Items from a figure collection
+++

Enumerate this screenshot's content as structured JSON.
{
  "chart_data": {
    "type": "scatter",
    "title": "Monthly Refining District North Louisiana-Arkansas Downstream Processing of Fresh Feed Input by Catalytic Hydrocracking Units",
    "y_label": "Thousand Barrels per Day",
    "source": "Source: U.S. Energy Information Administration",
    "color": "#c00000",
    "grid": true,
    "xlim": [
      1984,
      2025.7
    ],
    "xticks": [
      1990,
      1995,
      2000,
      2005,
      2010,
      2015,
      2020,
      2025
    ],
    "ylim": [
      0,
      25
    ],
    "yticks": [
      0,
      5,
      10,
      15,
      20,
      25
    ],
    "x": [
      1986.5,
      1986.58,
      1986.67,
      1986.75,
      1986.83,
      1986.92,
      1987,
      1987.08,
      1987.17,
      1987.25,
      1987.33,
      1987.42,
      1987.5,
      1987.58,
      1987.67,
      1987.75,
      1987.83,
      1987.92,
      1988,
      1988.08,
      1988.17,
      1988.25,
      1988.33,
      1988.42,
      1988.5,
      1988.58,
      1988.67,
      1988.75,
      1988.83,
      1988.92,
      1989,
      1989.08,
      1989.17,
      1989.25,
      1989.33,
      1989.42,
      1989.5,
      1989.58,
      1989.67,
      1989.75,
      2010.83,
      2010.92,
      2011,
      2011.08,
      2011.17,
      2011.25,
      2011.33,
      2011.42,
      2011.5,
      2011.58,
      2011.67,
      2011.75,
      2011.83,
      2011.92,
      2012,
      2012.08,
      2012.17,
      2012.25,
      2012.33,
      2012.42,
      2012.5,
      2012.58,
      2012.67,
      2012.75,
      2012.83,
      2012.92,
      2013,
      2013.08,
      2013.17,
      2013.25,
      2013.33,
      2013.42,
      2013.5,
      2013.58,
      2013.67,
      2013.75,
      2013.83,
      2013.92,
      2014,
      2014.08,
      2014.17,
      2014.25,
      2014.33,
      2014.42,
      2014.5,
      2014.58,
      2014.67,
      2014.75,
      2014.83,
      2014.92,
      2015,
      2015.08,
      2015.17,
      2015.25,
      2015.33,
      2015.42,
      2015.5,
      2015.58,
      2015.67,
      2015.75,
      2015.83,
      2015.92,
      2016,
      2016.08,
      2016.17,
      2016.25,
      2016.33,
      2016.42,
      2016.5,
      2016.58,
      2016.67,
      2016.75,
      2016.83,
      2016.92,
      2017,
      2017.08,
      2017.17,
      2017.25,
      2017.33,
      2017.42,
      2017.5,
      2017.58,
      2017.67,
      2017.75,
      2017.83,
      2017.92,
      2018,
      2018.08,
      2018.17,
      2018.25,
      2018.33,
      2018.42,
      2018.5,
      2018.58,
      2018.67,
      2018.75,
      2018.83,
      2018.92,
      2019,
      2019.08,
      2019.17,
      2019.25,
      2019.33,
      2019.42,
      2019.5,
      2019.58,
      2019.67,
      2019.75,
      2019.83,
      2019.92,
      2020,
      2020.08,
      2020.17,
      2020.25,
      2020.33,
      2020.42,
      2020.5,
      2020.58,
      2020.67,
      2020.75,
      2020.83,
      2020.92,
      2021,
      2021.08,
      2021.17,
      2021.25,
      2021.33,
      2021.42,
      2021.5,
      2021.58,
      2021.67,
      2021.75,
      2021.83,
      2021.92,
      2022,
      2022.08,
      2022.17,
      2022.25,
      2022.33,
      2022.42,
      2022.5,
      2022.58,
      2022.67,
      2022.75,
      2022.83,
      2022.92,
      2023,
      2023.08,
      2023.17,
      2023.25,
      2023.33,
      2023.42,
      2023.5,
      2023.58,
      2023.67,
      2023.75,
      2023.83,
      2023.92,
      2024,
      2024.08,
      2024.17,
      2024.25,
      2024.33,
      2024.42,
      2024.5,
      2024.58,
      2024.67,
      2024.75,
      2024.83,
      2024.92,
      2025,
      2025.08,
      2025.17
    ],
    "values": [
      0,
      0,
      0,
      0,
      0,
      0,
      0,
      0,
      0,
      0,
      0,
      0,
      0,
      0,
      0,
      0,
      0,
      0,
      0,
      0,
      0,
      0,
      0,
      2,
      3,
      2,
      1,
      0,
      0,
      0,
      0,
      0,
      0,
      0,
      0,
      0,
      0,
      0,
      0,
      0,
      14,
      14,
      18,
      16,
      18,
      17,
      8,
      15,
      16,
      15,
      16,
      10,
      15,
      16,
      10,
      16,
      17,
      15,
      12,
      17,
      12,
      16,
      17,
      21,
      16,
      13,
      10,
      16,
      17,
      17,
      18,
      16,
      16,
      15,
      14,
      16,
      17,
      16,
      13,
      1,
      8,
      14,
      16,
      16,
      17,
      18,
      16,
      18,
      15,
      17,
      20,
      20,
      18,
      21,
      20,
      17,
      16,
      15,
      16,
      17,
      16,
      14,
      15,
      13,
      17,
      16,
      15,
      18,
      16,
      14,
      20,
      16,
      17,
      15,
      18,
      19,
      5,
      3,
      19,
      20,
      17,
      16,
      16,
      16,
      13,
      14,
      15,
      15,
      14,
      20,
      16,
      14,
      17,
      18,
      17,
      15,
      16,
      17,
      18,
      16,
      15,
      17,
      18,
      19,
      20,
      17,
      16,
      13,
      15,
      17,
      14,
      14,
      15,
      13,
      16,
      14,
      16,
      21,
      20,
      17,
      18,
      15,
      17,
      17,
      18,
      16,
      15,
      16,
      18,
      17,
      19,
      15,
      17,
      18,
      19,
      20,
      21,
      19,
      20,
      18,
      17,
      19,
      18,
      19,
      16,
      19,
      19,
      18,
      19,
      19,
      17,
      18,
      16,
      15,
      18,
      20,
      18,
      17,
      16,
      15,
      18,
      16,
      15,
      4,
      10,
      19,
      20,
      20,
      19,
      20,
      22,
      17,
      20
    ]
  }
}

+++

## WHAT TO PRODUCE
Reproduce all the data word for word.

## FINISHED EXERCISE
Enumerate this screenshot's content as structured JSON.
{
  "chart_data": {
    "type": "scatter",
    "title": "Monthly Refining District North Louisiana-Arkansas Downstream Processing of Fresh Feed Input by Catalytic Hydrocracking Units",
    "y_label": "Thousand Barrels per Day",
    "source": "Source: U.S. Energy Information Administration",
    "color": "#c00000",
    "grid": true,
    "xlim": [
      1984,
      2025.7
    ],
    "xticks": [
      1990,
      1995,
      2000,
      2005,
      2010,
      2015,
      2020,
      2025
    ],
    "ylim": [
      0,
      25
    ],
    "yticks": [
      0,
      5,
      10,
      15,
      20,
      25
    ],
    "x": [
      1986.5,
      1986.58,
      1986.67,
      1986.75,
      1986.83,
      1986.92,
      1987,
      1987.08,
      1987.17,
      1987.25,
      1987.33,
      1987.42,
      1987.5,
      1987.58,
      1987.67,
      1987.75,
      1987.83,
      1987.92,
      1988,
      1988.08,
      1988.17,
      1988.25,
      1988.33,
      1988.42,
      1988.5,
      1988.58,
      1988.67,
      1988.75,
      1988.83,
      1988.92,
      1989,
      1989.08,
      1989.17,
      1989.25,
      1989.33,
      1989.42,
      1989.5,
      1989.58,
      1989.67,
      1989.75,
      2010.83,
      2010.92,
      2011,
      2011.08,
      2011.17,
      2011.25,
      2011.33,
      2011.42,
      2011.5,
      2011.58,
      2011.67,
      2011.75,
      2011.83,
      2011.92,
      2012,
      2012.08,
      2012.17,
      2012.25,
      2012.33,
      2012.42,
      2012.5,
      2012.58,
      2012.67,
      2012.75,
      2012.83,
      2012.92,
      2013,
      2013.08,
      2013.17,
      2013.25,
      2013.33,
      2013.42,
      2013.5,
      2013.58,
      2013.67,
      2013.75,
      2013.83,
      2013.92,
      2014,
      2014.08,
      2014.17,
      2014.25,
      2014.33,
      2014.42,
      2014.5,
      2014.58,
      2014.67,
      2014.75,
      2014.83,
      2014.92,
      2015,
      2015.08,
      2015.17,
      2015.25,
      2015.33,
      2015.42,
      2015.5,
      2015.58,
      2015.67,
      2015.75,
      2015.83,
      2015.92,
      2016,
      2016.08,
      2016.17,
      2016.25,
      2016.33,
      2016.42,
      2016.5,
      2016.58,
      2016.67,
      2016.75,
      2016.83,
      2016.92,
      2017,
      2017.08,
      2017.17,
      2017.25,
      2017.33,
      2017.42,
      2017.5,
      2017.58,
      2017.67,
      2017.75,
      2017.83,
      2017.92,
      2018,
      2018.08,
      2018.17,
      2018.25,
      2018.33,
      2018.42,
      2018.5,
      2018.58,
      2018.67,
      2018.75,
      2018.83,
      2018.92,
      2019,
      2019.08,
      2019.17,
      2019.25,
      2019.33,
      2019.42,
      2019.5,
      2019.58,
      2019.67,
      2019.75,
      2019.83,
      2019.92,
      2020,
      2020.08,
      2020.17,
      2020.25,
      2020.33,
      2020.42,
      2020.5,
      2020.58,
      2020.67,
      2020.75,
      2020.83,
      2020.92,
      2021,
      2021.08,
      2021.17,
      2021.25,
      2021.33,
      2021.42,
      2021.5,
      2021.58,
      2021.67,
      2021.75,
      2021.83,
      2021.92,
      2022,
      2022.08,
      2022.17,
      2022.25,
      2022.33,
      2022.42,
      2022.5,
      2022.58,
      2022.67,
      2022.75,
      2022.83,
      2022.92,
      2023,
      2023.08,
      2023.17,
      2023.25,
      2023.33,
      2023.42,
      2023.5,
      2023.58,
      2023.67,
      2023.75,
      2023.83,
      2023.92,
      2024,
      2024.08,
      2024.17,
      2024.25,
      2024.33,
      2024.42,
      2024.5,
      2024.58,
      2024.67,
      2024.75,
      2024.83,
      2024.92,
      2025,
      2025.08,
      2025.17
    ],
    "values": [
      0,
      0,
      0,
      0,
      0,
      0,
      0,
      0,
      0,
      0,
      0,
      0,
      0,
      0,
      0,
      0,
      0,
      0,
      0,
      0,
      0,
      0,
      0,
      2,
      3,
      2,
      1,
      0,
      0,
      0,
      0,
      0,
      0,
      0,
      0,
      0,
      0,
      0,
      0,
      0,
      14,
      14,
      18,
      16,
      18,
      17,
      8,
      15,
      16,
      15,
      16,
      10,
      15,
      16,
      10,
      16,
      17,
      15,
      12,
      17,
      12,
      16,
      17,
      21,
      16,
      13,
      10,
      16,
      17,
      17,
      18,
      16,
      16,
      15,
      14,
      16,
      17,
      16,
      13,
      1,
      8,
      14,
      16,
      16,
      17,
      18,
      16,
      18,
      15,
      17,
      20,
      20,
      18,
      21,
      20,
      17,
      16,
      15,
      16,
      17,
      16,
      14,
      15,
      13,
      17,
      16,
      15,
      18,
      16,
      14,
      20,
      16,
      17,
      15,
      18,
      19,
      5,
      3,
      19,
      20,
      17,
      16,
      16,
      16,
      13,
      14,
      15,
      15,
      14,
      20,
      16,
      14,
      17,
      18,
      17,
      15,
      16,
      17,
      18,
      16,
      15,
      17,
      18,
      19,
      20,
      17,
      16,
      13,
      15,
      17,
      14,
      14,
      15,
      13,
      16,
      14,
      16,
      21,
      20,
      17,
      18,
      15,
      17,
      17,
      18,
      16,
      15,
      16,
      18,
      17,
      19,
      15,
      17,
      18,
      19,
      20,
      21,
      19,
      20,
      18,
      17,
      19,
      18,
      19,
      16,
      19,
      19,
      18,
      19,
      19,
      17,
      18,
      16,
      15,
      18,
      20,
      18,
      17,
      16,
      15,
      18,
      16,
      15,
      4,
      10,
      19,
      20,
      20,
      19,
      20,
      22,
      17,
      20
    ]
  }
}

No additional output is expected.